### Supplied material
- - - - - - -
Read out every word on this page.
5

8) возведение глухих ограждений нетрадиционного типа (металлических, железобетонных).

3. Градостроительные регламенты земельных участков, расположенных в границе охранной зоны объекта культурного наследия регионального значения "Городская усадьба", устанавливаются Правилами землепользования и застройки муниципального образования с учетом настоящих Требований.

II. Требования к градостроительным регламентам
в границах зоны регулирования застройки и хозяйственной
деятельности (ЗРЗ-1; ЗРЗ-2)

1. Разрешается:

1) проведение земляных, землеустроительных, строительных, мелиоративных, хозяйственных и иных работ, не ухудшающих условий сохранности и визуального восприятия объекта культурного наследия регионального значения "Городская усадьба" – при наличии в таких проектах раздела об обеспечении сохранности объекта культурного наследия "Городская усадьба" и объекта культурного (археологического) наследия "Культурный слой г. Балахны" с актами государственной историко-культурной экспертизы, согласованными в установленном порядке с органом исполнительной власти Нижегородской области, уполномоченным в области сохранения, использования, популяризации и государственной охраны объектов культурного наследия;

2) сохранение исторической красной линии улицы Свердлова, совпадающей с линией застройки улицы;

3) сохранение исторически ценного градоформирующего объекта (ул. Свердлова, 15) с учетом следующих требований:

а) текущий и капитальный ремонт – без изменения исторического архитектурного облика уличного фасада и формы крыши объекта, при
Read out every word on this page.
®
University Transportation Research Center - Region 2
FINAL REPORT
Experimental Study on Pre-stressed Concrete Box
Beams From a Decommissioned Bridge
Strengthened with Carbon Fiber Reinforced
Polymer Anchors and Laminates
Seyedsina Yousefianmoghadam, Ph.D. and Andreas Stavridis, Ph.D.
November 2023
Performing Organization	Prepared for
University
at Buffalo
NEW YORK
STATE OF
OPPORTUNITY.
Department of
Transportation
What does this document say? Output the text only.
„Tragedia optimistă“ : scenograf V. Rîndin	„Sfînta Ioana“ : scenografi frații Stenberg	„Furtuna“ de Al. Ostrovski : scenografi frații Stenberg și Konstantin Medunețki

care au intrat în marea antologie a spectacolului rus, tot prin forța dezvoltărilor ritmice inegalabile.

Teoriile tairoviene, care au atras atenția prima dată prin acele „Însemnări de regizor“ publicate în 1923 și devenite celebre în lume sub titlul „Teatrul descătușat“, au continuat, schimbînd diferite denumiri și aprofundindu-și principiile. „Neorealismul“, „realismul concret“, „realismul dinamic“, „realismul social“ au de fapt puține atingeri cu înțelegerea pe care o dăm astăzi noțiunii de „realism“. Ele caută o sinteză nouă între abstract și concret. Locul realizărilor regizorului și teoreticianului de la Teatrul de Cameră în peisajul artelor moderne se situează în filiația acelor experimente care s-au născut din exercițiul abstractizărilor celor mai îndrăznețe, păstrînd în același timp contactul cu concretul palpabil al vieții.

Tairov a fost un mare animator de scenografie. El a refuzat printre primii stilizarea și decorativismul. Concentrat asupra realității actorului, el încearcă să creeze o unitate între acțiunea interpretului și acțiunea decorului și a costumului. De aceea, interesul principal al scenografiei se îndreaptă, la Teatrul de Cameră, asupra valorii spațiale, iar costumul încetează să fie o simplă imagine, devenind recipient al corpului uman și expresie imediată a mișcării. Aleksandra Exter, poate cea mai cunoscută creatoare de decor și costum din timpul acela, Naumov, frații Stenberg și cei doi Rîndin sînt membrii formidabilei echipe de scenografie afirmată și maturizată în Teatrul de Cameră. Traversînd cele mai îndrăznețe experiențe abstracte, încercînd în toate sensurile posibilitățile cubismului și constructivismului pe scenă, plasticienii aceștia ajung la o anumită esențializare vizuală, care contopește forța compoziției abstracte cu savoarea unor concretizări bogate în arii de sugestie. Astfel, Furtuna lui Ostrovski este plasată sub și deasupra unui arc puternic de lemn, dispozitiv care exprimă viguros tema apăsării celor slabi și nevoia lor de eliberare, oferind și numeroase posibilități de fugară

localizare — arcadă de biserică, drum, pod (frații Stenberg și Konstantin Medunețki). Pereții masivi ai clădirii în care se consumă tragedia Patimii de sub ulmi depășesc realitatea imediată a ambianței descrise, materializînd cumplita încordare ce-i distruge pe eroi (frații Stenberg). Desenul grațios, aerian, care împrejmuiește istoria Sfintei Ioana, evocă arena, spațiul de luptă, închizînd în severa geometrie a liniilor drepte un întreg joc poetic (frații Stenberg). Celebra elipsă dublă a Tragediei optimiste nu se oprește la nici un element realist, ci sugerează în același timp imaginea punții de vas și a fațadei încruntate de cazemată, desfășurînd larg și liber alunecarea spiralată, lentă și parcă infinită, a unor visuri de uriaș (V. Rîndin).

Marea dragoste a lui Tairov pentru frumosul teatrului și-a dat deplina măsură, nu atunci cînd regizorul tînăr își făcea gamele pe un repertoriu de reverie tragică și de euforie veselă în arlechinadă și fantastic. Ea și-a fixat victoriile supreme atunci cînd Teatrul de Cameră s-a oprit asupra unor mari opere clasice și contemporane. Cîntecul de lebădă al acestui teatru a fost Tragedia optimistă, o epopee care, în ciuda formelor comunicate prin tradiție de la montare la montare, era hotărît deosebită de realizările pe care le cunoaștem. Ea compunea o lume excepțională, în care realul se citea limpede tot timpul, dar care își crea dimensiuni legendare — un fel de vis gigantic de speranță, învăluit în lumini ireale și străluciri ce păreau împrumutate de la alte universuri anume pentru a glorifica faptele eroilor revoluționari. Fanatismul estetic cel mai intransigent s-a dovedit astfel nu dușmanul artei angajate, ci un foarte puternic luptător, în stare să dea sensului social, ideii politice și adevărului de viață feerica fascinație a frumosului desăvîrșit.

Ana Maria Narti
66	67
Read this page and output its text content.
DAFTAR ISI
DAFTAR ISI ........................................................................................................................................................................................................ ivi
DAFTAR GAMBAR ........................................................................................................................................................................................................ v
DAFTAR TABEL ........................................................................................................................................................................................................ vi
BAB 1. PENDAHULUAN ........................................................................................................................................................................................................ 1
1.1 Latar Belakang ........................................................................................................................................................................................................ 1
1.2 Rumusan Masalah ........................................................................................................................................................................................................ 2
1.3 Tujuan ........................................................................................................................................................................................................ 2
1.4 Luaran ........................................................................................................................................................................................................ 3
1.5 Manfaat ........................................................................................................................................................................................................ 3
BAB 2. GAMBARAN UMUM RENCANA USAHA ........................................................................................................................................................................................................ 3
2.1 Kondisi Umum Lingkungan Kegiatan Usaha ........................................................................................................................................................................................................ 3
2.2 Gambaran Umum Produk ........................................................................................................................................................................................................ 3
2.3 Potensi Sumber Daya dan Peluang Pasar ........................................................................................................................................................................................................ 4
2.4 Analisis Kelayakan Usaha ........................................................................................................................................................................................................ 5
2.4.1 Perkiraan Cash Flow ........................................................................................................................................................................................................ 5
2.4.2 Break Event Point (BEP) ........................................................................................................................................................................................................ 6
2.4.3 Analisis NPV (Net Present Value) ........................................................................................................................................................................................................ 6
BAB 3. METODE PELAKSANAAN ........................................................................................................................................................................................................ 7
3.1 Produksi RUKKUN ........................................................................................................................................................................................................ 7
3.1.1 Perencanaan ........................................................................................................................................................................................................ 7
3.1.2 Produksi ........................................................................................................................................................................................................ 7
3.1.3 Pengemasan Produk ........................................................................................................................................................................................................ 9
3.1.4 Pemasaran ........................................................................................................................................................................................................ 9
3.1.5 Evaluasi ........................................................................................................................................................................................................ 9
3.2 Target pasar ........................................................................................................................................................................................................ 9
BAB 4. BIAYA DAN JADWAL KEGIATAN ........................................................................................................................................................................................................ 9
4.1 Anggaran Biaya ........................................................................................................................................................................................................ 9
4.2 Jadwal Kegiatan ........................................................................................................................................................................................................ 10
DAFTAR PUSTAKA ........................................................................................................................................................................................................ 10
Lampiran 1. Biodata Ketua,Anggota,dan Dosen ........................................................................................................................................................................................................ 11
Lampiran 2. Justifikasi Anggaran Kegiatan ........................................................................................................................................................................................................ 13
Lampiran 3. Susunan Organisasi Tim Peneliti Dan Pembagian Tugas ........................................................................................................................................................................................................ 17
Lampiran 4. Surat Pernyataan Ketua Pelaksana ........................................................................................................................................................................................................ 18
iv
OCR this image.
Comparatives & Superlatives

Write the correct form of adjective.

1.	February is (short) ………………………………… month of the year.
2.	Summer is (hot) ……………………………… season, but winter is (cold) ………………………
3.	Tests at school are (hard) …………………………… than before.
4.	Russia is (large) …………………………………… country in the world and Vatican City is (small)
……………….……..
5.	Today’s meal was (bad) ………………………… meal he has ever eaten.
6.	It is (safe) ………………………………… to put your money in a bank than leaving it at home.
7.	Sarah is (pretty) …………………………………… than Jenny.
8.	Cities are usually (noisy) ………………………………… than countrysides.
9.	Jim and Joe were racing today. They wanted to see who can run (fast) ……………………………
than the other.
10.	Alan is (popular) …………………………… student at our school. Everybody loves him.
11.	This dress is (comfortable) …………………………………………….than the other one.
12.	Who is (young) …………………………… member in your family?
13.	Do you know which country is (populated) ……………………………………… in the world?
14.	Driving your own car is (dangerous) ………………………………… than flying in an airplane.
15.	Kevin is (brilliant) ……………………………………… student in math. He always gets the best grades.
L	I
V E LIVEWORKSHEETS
- - - - - - -
### What is needed
Exactly and only the lines from the line containing "OCR this image." through the last line of the entries should be copied, both ends included.

### Written response
OCR this image.
Comparatives & Superlatives

Write the correct form of adjective.

1.	February is (short) ………………………………… month of the year.
2.	Summer is (hot) ……………………………… season, but winter is (cold) ………………………
3.	Tests at school are (hard) …………………………… than before.
4.	Russia is (large) …………………………………… country in the world and Vatican City is (small)
……………….……..
5.	Today’s meal was (bad) ………………………… meal he has ever eaten.
6.	It is (safe) ………………………………… to put your money in a bank than leaving it at home.
7.	Sarah is (pretty) …………………………………… than Jenny.
8.	Cities are usually (noisy) ………………………………… than countrysides.
9.	Jim and Joe were racing today. They wanted to see who can run (fast) ……………………………
than the other.
10.	Alan is (popular) …………………………… student at our school. Everybody loves him.
11.	This dress is (comfortable) …………………………………………….than the other one.
12.	Who is (young) …………………………… member in your family?
13.	Do you know which country is (populated) ……………………………………… in the world?
14.	Driving your own car is (dangerous) ………………………………… than flying in an airplane.
15.	Kevin is (brilliant) ……………………………………… student in math. He always gets the best grades.
L	I
V E LIVEWORKSHEETS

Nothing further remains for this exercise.